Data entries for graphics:

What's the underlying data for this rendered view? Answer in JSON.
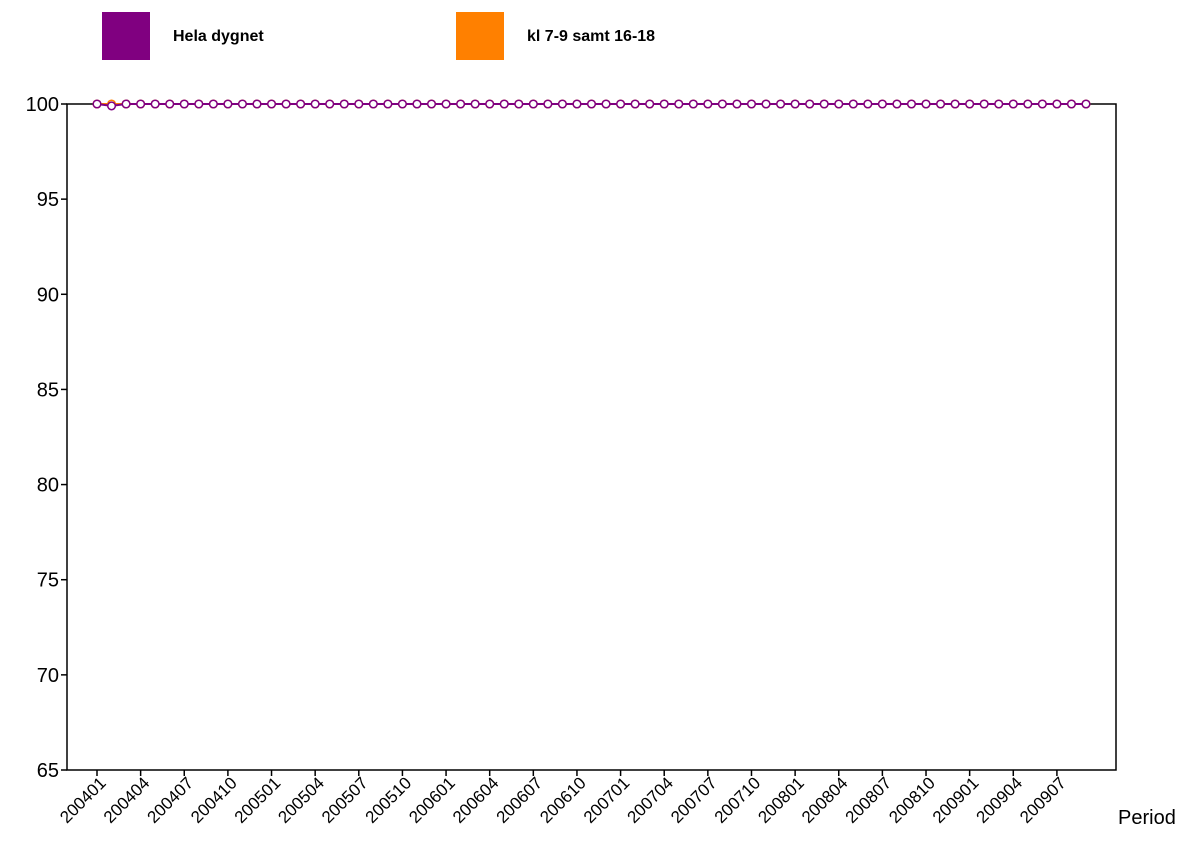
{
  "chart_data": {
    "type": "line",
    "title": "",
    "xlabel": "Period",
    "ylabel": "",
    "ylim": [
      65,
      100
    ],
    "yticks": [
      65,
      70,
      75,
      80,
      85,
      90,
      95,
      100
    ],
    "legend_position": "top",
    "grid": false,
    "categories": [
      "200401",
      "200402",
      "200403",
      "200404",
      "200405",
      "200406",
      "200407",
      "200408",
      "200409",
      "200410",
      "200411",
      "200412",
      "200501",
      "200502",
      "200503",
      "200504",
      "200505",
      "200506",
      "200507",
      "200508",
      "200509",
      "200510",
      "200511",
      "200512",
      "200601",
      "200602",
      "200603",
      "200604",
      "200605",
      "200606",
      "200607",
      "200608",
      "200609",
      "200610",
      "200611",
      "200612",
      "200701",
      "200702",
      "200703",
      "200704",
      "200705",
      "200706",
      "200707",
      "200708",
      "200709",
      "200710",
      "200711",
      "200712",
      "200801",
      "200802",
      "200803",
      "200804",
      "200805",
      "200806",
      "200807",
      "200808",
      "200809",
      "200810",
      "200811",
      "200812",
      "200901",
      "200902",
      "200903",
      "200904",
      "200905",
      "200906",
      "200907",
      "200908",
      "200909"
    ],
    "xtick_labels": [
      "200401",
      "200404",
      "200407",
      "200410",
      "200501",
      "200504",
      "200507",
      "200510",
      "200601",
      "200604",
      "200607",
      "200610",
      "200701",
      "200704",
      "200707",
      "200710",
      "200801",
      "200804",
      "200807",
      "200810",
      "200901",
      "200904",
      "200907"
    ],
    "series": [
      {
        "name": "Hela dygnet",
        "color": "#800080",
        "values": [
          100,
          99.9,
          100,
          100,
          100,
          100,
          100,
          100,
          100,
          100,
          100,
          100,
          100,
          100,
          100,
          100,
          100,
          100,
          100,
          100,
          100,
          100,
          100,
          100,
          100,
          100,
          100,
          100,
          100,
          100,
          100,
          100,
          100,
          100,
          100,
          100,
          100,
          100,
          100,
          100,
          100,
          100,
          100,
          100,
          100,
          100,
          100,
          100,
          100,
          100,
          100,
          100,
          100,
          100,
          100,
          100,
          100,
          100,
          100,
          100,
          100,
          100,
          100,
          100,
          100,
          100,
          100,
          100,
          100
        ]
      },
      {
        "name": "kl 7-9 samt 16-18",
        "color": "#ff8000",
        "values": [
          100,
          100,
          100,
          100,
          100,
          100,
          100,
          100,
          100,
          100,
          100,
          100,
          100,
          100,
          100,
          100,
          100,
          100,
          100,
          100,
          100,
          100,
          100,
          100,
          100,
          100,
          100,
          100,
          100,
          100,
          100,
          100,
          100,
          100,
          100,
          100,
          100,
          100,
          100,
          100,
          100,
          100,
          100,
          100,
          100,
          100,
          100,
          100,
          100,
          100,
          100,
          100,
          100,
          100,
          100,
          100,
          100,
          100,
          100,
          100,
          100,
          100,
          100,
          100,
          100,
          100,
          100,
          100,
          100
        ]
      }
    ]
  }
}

---

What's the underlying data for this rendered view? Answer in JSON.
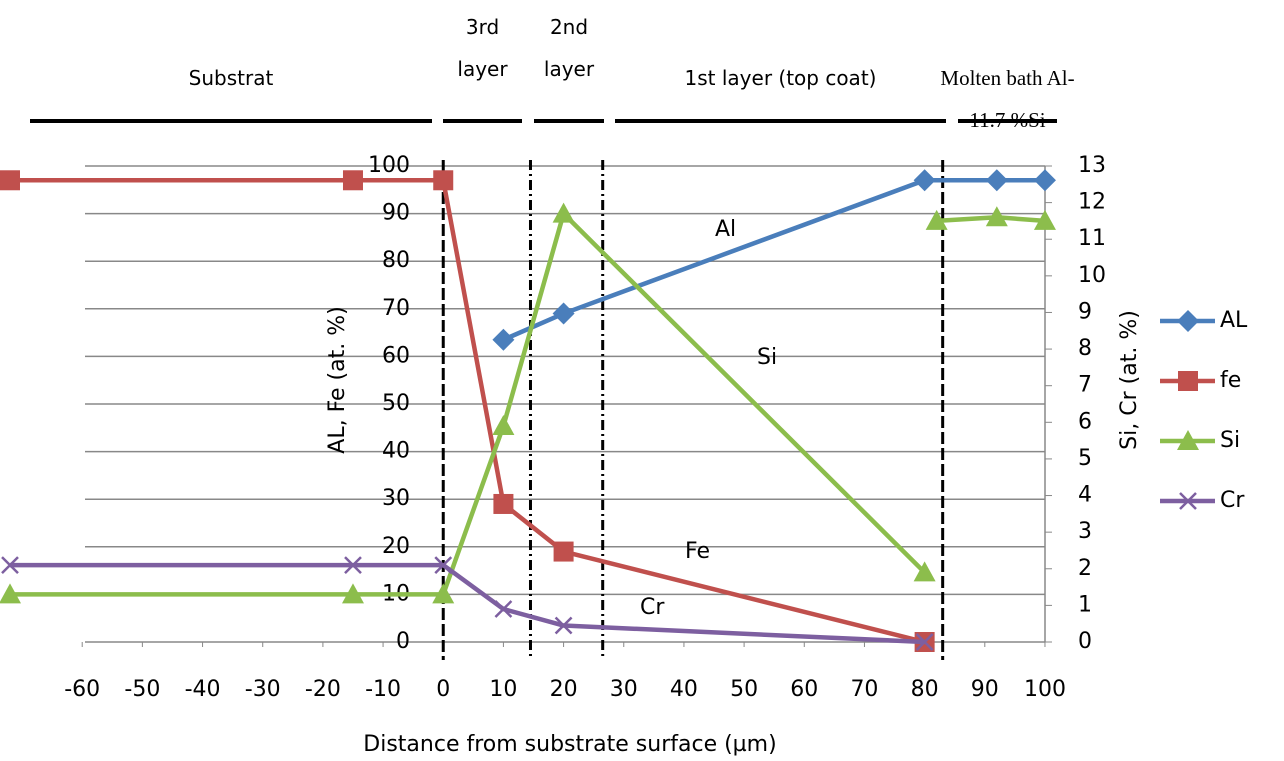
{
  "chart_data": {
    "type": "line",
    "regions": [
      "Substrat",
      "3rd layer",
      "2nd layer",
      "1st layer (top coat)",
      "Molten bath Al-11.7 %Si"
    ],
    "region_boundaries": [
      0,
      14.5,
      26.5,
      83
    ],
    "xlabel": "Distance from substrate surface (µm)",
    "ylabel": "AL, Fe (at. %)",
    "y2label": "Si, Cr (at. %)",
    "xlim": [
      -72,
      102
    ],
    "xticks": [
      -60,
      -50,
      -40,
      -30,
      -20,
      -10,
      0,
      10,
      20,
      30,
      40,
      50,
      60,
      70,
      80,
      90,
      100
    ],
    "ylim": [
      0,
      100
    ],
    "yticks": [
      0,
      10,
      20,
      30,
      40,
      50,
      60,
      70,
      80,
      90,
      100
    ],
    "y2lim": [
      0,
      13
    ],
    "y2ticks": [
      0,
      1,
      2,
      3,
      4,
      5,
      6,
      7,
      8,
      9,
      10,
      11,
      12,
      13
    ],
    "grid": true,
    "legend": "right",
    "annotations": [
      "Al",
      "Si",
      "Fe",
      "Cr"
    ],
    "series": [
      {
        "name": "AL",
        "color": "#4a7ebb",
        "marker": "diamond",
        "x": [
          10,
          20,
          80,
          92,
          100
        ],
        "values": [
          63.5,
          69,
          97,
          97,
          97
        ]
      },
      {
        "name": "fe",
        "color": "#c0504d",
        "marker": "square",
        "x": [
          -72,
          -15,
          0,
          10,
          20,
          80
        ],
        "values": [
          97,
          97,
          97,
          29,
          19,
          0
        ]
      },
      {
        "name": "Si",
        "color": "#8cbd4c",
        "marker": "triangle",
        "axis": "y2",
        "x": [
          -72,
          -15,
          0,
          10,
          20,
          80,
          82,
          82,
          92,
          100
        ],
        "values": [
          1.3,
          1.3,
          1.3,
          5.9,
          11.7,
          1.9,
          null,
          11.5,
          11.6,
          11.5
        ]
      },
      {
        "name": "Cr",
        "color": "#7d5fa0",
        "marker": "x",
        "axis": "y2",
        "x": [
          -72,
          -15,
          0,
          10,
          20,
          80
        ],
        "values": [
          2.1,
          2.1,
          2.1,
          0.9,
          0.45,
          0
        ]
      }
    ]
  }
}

REQUIRED WORK ->
Pull every line containing the word "name" out of the material.

TASK SOLUTION ->
        "name": "Hela dygnet",
        "name": "kl 7-9 samt 16-18",
        "name": "AL",
        "name": "fe",
        "name": "Si",
        "name": "Cr",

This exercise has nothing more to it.